§ **Set problem**: Retype the data that follows line by line, exactly, and leave its pictures out.
━━━━━━━━━━━━━━━━━━━━
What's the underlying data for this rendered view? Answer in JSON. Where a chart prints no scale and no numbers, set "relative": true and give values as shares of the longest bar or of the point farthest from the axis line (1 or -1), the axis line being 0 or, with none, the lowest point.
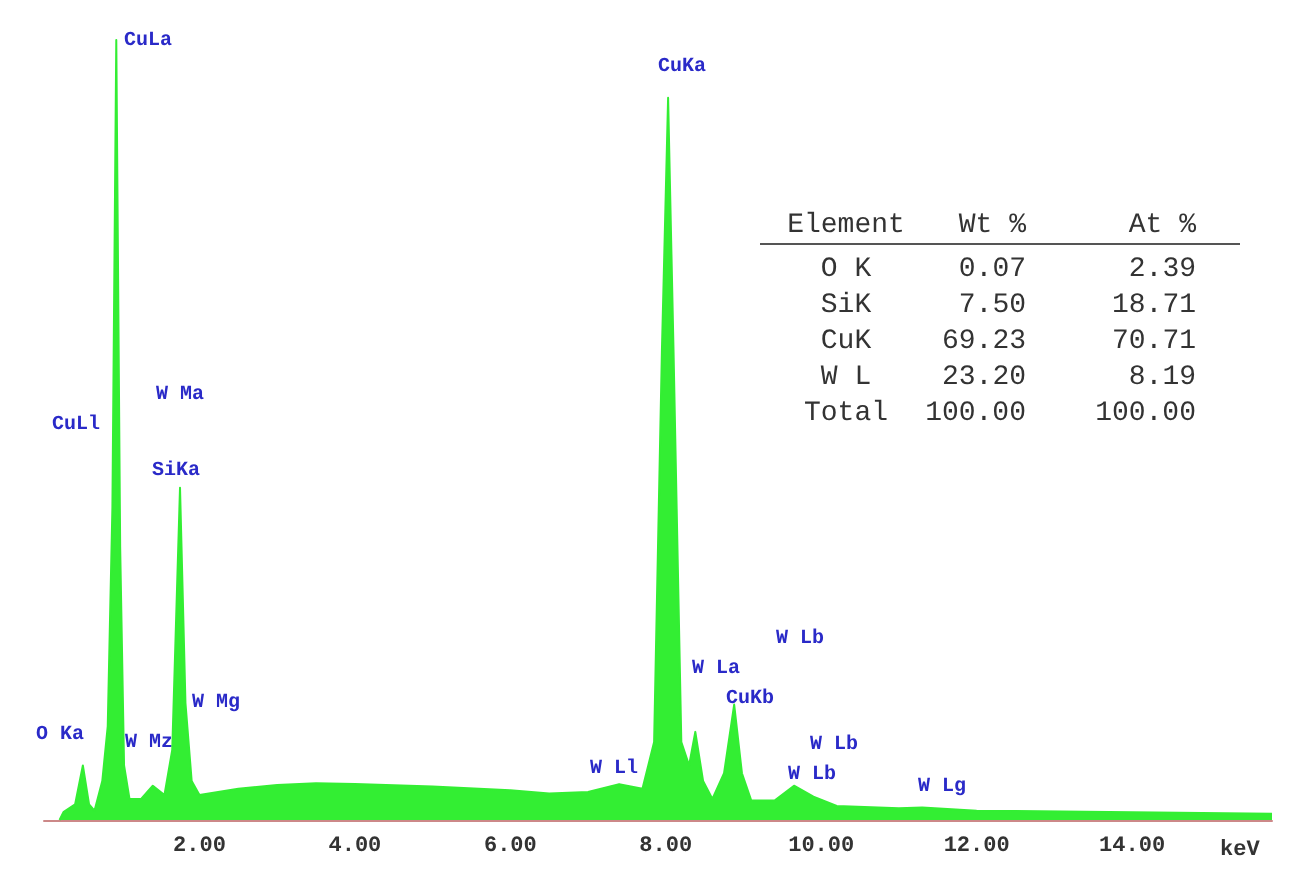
{
  "chart_data": {
    "type": "area",
    "relative": true,
    "xlabel": "keV",
    "xlim": [
      0,
      15.8
    ],
    "xticks": [
      {
        "value": 2,
        "label": "2.00"
      },
      {
        "value": 4,
        "label": "4.00"
      },
      {
        "value": 6,
        "label": "6.00"
      },
      {
        "value": 8,
        "label": "8.00"
      },
      {
        "value": 10,
        "label": "10.00"
      },
      {
        "value": 12,
        "label": "12.00"
      },
      {
        "value": 14,
        "label": "14.00"
      }
    ],
    "grid": false,
    "marker": "none",
    "series": [
      {
        "color": "#33ee33",
        "x": [
          0.2,
          0.25,
          0.4,
          0.5,
          0.58,
          0.65,
          0.75,
          0.82,
          0.88,
          0.93,
          0.98,
          1.03,
          1.1,
          1.25,
          1.4,
          1.55,
          1.65,
          1.75,
          1.82,
          1.9,
          2.0,
          2.5,
          3.0,
          3.5,
          4.0,
          5.0,
          6.0,
          6.5,
          7.0,
          7.4,
          7.7,
          7.85,
          7.95,
          8.03,
          8.1,
          8.2,
          8.3,
          8.38,
          8.48,
          8.6,
          8.75,
          8.88,
          8.98,
          9.1,
          9.4,
          9.65,
          9.9,
          10.2,
          11,
          11.3,
          12,
          14,
          15.8
        ],
        "values": [
          0,
          0.01,
          0.02,
          0.07,
          0.02,
          0.012,
          0.05,
          0.12,
          0.4,
          1.0,
          0.35,
          0.07,
          0.027,
          0.027,
          0.044,
          0.032,
          0.09,
          0.426,
          0.15,
          0.05,
          0.032,
          0.04,
          0.045,
          0.047,
          0.046,
          0.043,
          0.038,
          0.034,
          0.036,
          0.046,
          0.04,
          0.1,
          0.6,
          0.926,
          0.6,
          0.1,
          0.07,
          0.113,
          0.05,
          0.027,
          0.06,
          0.148,
          0.06,
          0.025,
          0.025,
          0.044,
          0.03,
          0.018,
          0.015,
          0.016,
          0.012,
          0.01,
          0.008
        ]
      }
    ],
    "annotations": [
      "CuLa",
      "CuLl",
      "W Ma",
      "SiKa",
      "W Mg",
      "W Mz",
      "O Ka",
      "W Ll",
      "CuKa",
      "W Lb",
      "W La",
      "CuKb",
      "W Lb",
      "W Lb",
      "W Lg",
      "Element",
      "Wt %",
      "At %",
      "O K",
      "0.07",
      "2.39",
      "SiK",
      "7.50",
      "18.71",
      "CuK",
      "69.23",
      "70.71",
      "W L",
      "23.20",
      "8.19",
      "Total",
      "100.00",
      "100.00"
    ]
  }
}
━━━━━━━━━━━━━━━━━━━━
§ **Worked answer**:
What's the underlying data for this rendered view? Answer in JSON. Where a chart prints no scale and no numbers, set "relative": true and give values as shares of the longest bar or of the point farthest from the axis line (1 or -1), the axis line being 0 or, with none, the lowest point.
{
  "chart_data": {
    "type": "area",
    "relative": true,
    "xlabel": "keV",
    "xlim": [
      0,
      15.8
    ],
    "xticks": [
      {
        "value": 2,
        "label": "2.00"
      },
      {
        "value": 4,
        "label": "4.00"
      },
      {
        "value": 6,
        "label": "6.00"
      },
      {
        "value": 8,
        "label": "8.00"
      },
      {
        "value": 10,
        "label": "10.00"
      },
      {
        "value": 12,
        "label": "12.00"
      },
      {
        "value": 14,
        "label": "14.00"
      }
    ],
    "grid": false,
    "marker": "none",
    "series": [
      {
        "color": "#33ee33",
        "x": [
          0.2,
          0.25,
          0.4,
          0.5,
          0.58,
          0.65,
          0.75,
          0.82,
          0.88,
          0.93,
          0.98,
          1.03,
          1.1,
          1.25,
          1.4,
          1.55,
          1.65,
          1.75,
          1.82,
          1.9,
          2.0,
          2.5,
          3.0,
          3.5,
          4.0,
          5.0,
          6.0,
          6.5,
          7.0,
          7.4,
          7.7,
          7.85,
          7.95,
          8.03,
          8.1,
          8.2,
          8.3,
          8.38,
          8.48,
          8.6,
          8.75,
          8.88,
          8.98,
          9.1,
          9.4,
          9.65,
          9.9,
          10.2,
          11,
          11.3,
          12,
          14,
          15.8
        ],
        "values": [
          0,
          0.01,
          0.02,
          0.07,
          0.02,
          0.012,
          0.05,
          0.12,
          0.4,
          1.0,
          0.35,
          0.07,
          0.027,
          0.027,
          0.044,
          0.032,
          0.09,
          0.426,
          0.15,
          0.05,
          0.032,
          0.04,
          0.045,
          0.047,
          0.046,
          0.043,
          0.038,
          0.034,
          0.036,
          0.046,
          0.04,
          0.1,
          0.6,
          0.926,
          0.6,
          0.1,
          0.07,
          0.113,
          0.05,
          0.027,
          0.06,
          0.148,
          0.06,
          0.025,
          0.025,
          0.044,
          0.03,
          0.018,
          0.015,
          0.016,
          0.012,
          0.01,
          0.008
        ]
      }
    ],
    "annotations": [
      "CuLa",
      "CuLl",
      "W Ma",
      "SiKa",
      "W Mg",
      "W Mz",
      "O Ka",
      "W Ll",
      "CuKa",
      "W Lb",
      "W La",
      "CuKb",
      "W Lb",
      "W Lb",
      "W Lg",
      "Element",
      "Wt %",
      "At %",
      "O K",
      "0.07",
      "2.39",
      "SiK",
      "7.50",
      "18.71",
      "CuK",
      "69.23",
      "70.71",
      "W L",
      "23.20",
      "8.19",
      "Total",
      "100.00",
      "100.00"
    ]
  }
}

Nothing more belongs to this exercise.